◆ **Direction**:
Extract each line from the entries below that has the string "this" in it.

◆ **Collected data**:
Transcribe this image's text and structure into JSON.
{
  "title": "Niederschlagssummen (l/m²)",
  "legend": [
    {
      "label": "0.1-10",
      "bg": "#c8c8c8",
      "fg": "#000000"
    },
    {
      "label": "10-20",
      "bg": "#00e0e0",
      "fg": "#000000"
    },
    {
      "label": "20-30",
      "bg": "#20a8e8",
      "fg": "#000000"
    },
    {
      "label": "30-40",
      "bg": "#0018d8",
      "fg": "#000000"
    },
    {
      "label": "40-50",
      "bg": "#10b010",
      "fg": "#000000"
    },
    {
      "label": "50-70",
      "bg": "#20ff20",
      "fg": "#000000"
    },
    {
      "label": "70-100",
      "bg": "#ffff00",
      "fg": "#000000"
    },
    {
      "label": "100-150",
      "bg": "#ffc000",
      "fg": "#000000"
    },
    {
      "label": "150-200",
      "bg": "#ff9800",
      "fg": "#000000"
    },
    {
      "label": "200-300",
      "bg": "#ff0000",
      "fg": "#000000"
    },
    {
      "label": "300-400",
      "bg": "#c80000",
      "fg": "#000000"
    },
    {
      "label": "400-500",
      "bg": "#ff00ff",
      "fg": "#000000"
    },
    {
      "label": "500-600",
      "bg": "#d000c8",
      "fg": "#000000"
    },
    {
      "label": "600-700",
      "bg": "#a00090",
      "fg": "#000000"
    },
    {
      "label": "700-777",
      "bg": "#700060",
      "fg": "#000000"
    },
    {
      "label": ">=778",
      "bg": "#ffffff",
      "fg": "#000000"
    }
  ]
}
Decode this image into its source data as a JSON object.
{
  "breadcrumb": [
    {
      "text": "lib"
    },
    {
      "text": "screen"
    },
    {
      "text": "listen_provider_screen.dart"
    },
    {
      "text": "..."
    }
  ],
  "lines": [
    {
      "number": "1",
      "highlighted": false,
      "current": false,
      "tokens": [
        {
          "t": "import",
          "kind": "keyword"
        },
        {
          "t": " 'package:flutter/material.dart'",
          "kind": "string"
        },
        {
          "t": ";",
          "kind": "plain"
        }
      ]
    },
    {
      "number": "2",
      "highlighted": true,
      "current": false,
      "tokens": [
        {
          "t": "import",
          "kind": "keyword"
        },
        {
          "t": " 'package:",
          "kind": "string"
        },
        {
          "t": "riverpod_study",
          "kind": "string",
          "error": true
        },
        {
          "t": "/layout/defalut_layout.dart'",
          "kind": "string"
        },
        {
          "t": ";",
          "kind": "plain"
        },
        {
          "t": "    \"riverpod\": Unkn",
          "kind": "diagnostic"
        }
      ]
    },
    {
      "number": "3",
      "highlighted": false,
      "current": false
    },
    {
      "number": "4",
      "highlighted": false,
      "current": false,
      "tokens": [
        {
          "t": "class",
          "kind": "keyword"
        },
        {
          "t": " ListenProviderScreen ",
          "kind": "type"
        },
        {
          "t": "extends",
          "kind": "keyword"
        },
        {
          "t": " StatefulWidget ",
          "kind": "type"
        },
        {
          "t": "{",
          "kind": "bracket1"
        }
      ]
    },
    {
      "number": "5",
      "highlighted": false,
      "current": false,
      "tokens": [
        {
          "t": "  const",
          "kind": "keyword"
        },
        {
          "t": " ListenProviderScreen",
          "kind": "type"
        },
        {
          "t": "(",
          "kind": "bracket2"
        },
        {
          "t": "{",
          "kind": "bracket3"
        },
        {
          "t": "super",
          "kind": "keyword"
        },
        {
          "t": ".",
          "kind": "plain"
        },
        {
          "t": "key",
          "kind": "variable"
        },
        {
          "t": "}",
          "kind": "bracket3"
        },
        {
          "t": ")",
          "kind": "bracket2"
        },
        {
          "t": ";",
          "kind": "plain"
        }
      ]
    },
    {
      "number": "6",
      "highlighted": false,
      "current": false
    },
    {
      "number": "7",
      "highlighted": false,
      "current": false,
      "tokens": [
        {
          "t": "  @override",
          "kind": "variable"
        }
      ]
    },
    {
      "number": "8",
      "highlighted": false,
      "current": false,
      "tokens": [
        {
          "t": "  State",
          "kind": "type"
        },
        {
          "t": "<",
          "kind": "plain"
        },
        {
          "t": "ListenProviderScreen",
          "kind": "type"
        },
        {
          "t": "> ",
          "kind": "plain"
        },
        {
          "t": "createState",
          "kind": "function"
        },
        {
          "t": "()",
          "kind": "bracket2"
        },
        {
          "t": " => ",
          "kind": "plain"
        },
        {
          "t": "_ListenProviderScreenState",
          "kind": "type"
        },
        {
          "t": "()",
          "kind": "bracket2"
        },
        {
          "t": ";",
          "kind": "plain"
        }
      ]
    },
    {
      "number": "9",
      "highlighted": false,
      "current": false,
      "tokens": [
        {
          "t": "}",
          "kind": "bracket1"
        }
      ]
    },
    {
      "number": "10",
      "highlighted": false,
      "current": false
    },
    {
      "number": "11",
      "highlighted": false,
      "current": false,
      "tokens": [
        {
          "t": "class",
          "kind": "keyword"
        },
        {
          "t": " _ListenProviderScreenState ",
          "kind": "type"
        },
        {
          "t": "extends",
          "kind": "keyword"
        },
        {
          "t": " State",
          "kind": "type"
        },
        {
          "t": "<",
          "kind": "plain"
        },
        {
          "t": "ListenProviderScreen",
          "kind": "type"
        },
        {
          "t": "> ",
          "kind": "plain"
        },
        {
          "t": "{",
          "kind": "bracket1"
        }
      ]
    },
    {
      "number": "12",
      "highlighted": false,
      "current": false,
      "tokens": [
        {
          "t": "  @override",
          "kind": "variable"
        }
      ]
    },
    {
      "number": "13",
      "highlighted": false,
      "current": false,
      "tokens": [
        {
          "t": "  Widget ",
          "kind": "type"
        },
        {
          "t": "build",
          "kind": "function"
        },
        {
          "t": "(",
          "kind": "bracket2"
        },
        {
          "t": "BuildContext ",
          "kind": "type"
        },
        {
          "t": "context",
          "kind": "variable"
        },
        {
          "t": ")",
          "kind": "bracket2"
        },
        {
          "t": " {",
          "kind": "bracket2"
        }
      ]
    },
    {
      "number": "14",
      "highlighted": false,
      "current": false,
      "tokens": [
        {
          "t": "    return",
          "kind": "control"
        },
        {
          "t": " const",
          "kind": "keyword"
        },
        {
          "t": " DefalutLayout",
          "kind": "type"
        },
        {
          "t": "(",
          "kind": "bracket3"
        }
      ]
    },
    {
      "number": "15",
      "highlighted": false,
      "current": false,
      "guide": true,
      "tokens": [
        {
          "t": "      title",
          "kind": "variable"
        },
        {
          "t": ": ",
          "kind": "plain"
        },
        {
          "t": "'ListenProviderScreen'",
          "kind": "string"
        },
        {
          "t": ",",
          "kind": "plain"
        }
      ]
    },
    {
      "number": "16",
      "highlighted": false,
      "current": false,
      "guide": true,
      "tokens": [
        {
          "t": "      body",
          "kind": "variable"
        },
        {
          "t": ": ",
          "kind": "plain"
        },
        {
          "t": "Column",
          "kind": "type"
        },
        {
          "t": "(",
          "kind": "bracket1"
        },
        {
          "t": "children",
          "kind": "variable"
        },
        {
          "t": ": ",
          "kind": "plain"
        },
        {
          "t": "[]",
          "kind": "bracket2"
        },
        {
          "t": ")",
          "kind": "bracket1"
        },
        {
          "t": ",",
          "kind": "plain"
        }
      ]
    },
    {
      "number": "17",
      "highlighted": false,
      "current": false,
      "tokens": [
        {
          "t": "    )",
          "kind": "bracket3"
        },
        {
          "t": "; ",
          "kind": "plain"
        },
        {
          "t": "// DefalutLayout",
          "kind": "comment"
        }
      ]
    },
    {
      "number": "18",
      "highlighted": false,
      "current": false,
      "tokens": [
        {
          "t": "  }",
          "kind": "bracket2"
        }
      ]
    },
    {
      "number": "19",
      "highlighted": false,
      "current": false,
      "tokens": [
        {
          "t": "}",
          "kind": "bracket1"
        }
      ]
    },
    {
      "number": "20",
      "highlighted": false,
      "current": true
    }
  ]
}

◆ **Answer in full**:
Transcribe this image's text and structure into JSON.
Decode this image into its source data as a JSON object.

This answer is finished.